* Work to be completed *
Filter these entries, keeping only lines that hold the word "Pasivo".

(Stored items)
********************
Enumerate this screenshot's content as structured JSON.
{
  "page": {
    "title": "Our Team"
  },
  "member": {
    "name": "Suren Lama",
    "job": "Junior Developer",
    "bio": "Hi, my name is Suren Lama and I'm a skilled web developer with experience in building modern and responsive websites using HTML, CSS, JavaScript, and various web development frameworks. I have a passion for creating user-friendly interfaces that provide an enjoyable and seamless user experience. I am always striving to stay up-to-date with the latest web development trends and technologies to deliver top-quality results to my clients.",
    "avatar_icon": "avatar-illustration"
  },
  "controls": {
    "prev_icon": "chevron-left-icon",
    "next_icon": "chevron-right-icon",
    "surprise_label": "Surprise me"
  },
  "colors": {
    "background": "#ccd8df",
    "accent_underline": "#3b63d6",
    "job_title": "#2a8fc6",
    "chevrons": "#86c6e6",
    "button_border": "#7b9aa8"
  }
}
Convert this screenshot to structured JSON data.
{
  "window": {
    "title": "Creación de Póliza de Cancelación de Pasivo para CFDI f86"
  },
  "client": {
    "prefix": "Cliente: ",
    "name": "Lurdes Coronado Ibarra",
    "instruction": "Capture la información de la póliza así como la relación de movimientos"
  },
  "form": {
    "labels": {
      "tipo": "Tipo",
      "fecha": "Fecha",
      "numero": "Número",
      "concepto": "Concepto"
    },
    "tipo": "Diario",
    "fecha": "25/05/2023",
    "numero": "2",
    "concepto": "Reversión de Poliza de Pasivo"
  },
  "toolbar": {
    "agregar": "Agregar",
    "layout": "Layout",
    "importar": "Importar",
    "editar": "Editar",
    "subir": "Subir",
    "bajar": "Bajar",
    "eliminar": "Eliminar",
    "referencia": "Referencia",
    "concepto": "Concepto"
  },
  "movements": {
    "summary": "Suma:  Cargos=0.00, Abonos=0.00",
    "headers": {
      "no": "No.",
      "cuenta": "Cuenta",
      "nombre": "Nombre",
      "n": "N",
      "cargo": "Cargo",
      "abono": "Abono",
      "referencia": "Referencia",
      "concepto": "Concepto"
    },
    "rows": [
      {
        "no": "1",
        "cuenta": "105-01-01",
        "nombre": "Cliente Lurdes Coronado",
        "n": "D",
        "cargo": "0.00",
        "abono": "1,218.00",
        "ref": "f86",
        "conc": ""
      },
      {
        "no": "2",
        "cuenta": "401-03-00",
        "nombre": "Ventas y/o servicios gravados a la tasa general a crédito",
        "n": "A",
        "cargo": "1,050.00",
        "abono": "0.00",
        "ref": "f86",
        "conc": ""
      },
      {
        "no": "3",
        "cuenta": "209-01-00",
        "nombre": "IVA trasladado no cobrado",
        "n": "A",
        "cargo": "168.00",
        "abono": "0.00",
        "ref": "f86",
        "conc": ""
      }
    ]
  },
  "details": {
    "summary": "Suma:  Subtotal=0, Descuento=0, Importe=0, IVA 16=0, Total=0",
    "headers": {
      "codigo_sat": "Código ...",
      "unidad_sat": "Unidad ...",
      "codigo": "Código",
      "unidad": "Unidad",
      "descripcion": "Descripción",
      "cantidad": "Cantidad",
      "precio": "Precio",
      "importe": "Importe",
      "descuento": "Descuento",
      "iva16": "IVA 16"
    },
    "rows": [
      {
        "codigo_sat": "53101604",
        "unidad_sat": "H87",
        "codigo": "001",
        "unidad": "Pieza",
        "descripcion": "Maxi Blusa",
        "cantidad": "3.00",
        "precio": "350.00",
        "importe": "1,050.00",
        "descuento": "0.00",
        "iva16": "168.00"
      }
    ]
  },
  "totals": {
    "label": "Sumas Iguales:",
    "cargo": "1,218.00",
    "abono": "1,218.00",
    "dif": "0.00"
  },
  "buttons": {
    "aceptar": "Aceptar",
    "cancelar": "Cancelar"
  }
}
********************
* Solution to this exercise *
    "title": "Creación de Póliza de Cancelación de Pasivo para CFDI f86"
    "concepto": "Reversión de Poliza de Pasivo"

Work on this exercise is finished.